Data records:
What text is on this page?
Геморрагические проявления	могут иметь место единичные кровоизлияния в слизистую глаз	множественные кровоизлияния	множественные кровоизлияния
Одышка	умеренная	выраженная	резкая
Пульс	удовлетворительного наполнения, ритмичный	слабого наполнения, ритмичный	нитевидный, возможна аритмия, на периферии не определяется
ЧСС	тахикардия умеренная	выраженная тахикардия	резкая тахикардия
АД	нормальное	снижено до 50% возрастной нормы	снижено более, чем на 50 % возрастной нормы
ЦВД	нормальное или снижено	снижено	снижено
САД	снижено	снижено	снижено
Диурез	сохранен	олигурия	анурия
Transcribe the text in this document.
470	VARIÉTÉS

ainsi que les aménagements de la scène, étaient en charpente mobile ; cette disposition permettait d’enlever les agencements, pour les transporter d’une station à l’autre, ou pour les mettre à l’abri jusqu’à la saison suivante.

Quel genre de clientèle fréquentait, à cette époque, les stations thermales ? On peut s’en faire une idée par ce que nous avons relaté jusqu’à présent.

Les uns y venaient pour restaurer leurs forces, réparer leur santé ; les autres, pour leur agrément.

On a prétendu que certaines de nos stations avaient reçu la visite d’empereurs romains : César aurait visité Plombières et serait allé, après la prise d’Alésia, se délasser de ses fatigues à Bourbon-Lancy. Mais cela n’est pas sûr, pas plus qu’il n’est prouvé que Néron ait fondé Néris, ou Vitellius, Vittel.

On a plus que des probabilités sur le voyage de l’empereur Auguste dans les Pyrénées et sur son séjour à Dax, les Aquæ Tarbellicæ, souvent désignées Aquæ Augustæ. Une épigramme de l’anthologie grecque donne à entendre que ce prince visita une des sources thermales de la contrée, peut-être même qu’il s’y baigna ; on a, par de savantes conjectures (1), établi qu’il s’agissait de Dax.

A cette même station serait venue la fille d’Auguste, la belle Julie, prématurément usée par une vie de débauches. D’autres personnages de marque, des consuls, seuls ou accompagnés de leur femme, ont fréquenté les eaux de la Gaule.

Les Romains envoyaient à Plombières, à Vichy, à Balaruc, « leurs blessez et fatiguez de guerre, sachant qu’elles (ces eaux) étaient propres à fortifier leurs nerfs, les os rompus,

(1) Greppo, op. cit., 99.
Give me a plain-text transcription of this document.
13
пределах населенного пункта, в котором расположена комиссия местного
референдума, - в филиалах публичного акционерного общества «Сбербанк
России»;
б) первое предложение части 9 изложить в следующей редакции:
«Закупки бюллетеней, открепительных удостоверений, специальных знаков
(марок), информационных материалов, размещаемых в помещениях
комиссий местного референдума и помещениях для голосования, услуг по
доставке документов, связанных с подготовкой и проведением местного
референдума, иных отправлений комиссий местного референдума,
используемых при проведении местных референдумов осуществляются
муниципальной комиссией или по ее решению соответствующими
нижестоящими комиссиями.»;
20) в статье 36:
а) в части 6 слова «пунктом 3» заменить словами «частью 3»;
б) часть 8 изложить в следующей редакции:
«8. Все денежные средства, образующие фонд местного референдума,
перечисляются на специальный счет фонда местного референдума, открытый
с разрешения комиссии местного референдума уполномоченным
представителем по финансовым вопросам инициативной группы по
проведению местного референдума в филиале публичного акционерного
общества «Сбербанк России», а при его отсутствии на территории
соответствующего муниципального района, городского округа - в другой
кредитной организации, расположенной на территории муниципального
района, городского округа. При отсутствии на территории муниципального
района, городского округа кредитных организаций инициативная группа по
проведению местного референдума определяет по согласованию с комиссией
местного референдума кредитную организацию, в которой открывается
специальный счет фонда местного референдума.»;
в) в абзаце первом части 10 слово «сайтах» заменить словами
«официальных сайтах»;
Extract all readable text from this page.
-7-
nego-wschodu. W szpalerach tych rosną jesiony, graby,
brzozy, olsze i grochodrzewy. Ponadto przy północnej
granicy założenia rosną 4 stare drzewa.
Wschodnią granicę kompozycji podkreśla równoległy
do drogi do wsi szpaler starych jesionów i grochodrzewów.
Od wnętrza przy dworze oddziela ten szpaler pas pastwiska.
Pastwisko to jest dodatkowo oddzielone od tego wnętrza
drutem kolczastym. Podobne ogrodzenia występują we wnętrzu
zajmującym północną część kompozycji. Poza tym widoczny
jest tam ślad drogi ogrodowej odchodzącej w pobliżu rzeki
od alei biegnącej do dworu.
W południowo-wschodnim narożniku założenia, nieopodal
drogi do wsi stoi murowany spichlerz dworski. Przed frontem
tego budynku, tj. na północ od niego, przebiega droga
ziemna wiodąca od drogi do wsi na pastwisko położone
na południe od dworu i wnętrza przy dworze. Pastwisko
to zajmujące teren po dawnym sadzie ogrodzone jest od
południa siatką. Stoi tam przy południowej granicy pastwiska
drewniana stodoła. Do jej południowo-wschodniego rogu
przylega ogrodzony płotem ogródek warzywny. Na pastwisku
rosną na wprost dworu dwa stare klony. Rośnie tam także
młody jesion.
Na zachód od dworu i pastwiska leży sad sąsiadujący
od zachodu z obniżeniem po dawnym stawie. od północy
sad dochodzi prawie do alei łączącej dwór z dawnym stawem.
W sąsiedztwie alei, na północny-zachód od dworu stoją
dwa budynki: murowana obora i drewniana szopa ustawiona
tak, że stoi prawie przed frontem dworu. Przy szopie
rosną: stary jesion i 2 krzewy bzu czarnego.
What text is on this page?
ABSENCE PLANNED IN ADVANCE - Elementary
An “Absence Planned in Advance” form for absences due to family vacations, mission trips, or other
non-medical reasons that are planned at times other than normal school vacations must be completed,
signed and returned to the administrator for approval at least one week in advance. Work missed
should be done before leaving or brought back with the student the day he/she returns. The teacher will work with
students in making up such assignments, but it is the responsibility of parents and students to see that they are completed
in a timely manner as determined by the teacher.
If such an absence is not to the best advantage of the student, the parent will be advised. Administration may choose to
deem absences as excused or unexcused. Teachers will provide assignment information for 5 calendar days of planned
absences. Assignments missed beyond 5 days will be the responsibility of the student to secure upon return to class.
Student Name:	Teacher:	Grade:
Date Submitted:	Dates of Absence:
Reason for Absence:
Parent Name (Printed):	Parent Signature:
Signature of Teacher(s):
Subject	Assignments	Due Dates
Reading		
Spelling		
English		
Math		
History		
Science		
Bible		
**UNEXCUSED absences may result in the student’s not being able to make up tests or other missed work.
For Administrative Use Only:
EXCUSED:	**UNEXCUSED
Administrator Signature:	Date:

### Required task
Transcribe the data above in full, exactly.

### Reply
What text is on this page?
Геморрагические проявления	могут иметь место единичные кровоизлияния в слизистую глаз	множественные кровоизлияния	множественные кровоизлияния
Одышка	умеренная	выраженная	резкая
Пульс	удовлетворительного наполнения, ритмичный	слабого наполнения, ритмичный	нитевидный, возможна аритмия, на периферии не определяется
ЧСС	тахикардия умеренная	выраженная тахикардия	резкая тахикардия
АД	нормальное	снижено до 50% возрастной нормы	снижено более, чем на 50 % возрастной нормы
ЦВД	нормальное или снижено	снижено	снижено
САД	снижено	снижено	снижено
Диурез	сохранен	олигурия	анурия
Transcribe the text in this document.
470	VARIÉTÉS

ainsi que les aménagements de la scène, étaient en charpente mobile ; cette disposition permettait d’enlever les agencements, pour les transporter d’une station à l’autre, ou pour les mettre à l’abri jusqu’à la saison suivante.

Quel genre de clientèle fréquentait, à cette époque, les stations thermales ? On peut s’en faire une idée par ce que nous avons relaté jusqu’à présent.

Les uns y venaient pour restaurer leurs forces, réparer leur santé ; les autres, pour leur agrément.

On a prétendu que certaines de nos stations avaient reçu la visite d’empereurs romains : César aurait visité Plombières et serait allé, après la prise d’Alésia, se délasser de ses fatigues à Bourbon-Lancy. Mais cela n’est pas sûr, pas plus qu’il n’est prouvé que Néron ait fondé Néris, ou Vitellius, Vittel.

On a plus que des probabilités sur le voyage de l’empereur Auguste dans les Pyrénées et sur son séjour à Dax, les Aquæ Tarbellicæ, souvent désignées Aquæ Augustæ. Une épigramme de l’anthologie grecque donne à entendre que ce prince visita une des sources thermales de la contrée, peut-être même qu’il s’y baigna ; on a, par de savantes conjectures (1), établi qu’il s’agissait de Dax.

A cette même station serait venue la fille d’Auguste, la belle Julie, prématurément usée par une vie de débauches. D’autres personnages de marque, des consuls, seuls ou accompagnés de leur femme, ont fréquenté les eaux de la Gaule.

Les Romains envoyaient à Plombières, à Vichy, à Balaruc, « leurs blessez et fatiguez de guerre, sachant qu’elles (ces eaux) étaient propres à fortifier leurs nerfs, les os rompus,

(1) Greppo, op. cit., 99.
Give me a plain-text transcription of this document.
13
пределах населенного пункта, в котором расположена комиссия местного
референдума, - в филиалах публичного акционерного общества «Сбербанк
России»;
б) первое предложение части 9 изложить в следующей редакции:
«Закупки бюллетеней, открепительных удостоверений, специальных знаков
(марок), информационных материалов, размещаемых в помещениях
комиссий местного референдума и помещениях для голосования, услуг по
доставке документов, связанных с подготовкой и проведением местного
референдума, иных отправлений комиссий местного референдума,
используемых при проведении местных референдумов осуществляются
муниципальной комиссией или по ее решению соответствующими
нижестоящими комиссиями.»;
20) в статье 36:
а) в части 6 слова «пунктом 3» заменить словами «частью 3»;
б) часть 8 изложить в следующей редакции:
«8. Все денежные средства, образующие фонд местного референдума,
перечисляются на специальный счет фонда местного референдума, открытый
с разрешения комиссии местного референдума уполномоченным
представителем по финансовым вопросам инициативной группы по
проведению местного референдума в филиале публичного акционерного
общества «Сбербанк России», а при его отсутствии на территории
соответствующего муниципального района, городского округа - в другой
кредитной организации, расположенной на территории муниципального
района, городского округа. При отсутствии на территории муниципального
района, городского округа кредитных организаций инициативная группа по
проведению местного референдума определяет по согласованию с комиссией
местного референдума кредитную организацию, в которой открывается
специальный счет фонда местного референдума.»;
в) в абзаце первом части 10 слово «сайтах» заменить словами
«официальных сайтах»;
Extract all readable text from this page.
-7-
nego-wschodu. W szpalerach tych rosną jesiony, graby,
brzozy, olsze i grochodrzewy. Ponadto przy północnej
granicy założenia rosną 4 stare drzewa.
Wschodnią granicę kompozycji podkreśla równoległy
do drogi do wsi szpaler starych jesionów i grochodrzewów.
Od wnętrza przy dworze oddziela ten szpaler pas pastwiska.
Pastwisko to jest dodatkowo oddzielone od tego wnętrza
drutem kolczastym. Podobne ogrodzenia występują we wnętrzu
zajmującym północną część kompozycji. Poza tym widoczny
jest tam ślad drogi ogrodowej odchodzącej w pobliżu rzeki
od alei biegnącej do dworu.
W południowo-wschodnim narożniku założenia, nieopodal
drogi do wsi stoi murowany spichlerz dworski. Przed frontem
tego budynku, tj. na północ od niego, przebiega droga
ziemna wiodąca od drogi do wsi na pastwisko położone
na południe od dworu i wnętrza przy dworze. Pastwisko
to zajmujące teren po dawnym sadzie ogrodzone jest od
południa siatką. Stoi tam przy południowej granicy pastwiska
drewniana stodoła. Do jej południowo-wschodniego rogu
przylega ogrodzony płotem ogródek warzywny. Na pastwisku
rosną na wprost dworu dwa stare klony. Rośnie tam także
młody jesion.
Na zachód od dworu i pastwiska leży sad sąsiadujący
od zachodu z obniżeniem po dawnym stawie. od północy
sad dochodzi prawie do alei łączącej dwór z dawnym stawem.
W sąsiedztwie alei, na północny-zachód od dworu stoją
dwa budynki: murowana obora i drewniana szopa ustawiona
tak, że stoi prawie przed frontem dworu. Przy szopie
rosną: stary jesion i 2 krzewy bzu czarnego.
What text is on this page?
ABSENCE PLANNED IN ADVANCE - Elementary
An “Absence Planned in Advance” form for absences due to family vacations, mission trips, or other
non-medical reasons that are planned at times other than normal school vacations must be completed,
signed and returned to the administrator for approval at least one week in advance. Work missed
should be done before leaving or brought back with the student the day he/she returns. The teacher will work with
students in making up such assignments, but it is the responsibility of parents and students to see that they are completed
in a timely manner as determined by the teacher.
If such an absence is not to the best advantage of the student, the parent will be advised. Administration may choose to
deem absences as excused or unexcused. Teachers will provide assignment information for 5 calendar days of planned
absences. Assignments missed beyond 5 days will be the responsibility of the student to secure upon return to class.
Student Name:	Teacher:	Grade:
Date Submitted:	Dates of Absence:
Reason for Absence:
Parent Name (Printed):	Parent Signature:
Signature of Teacher(s):
Subject	Assignments	Due Dates
Reading		
Spelling		
English		
Math		
History		
Science		
Bible		
**UNEXCUSED absences may result in the student’s not being able to make up tests or other missed work.
For Administrative Use Only:
EXCUSED:	**UNEXCUSED
Administrator Signature:	Date:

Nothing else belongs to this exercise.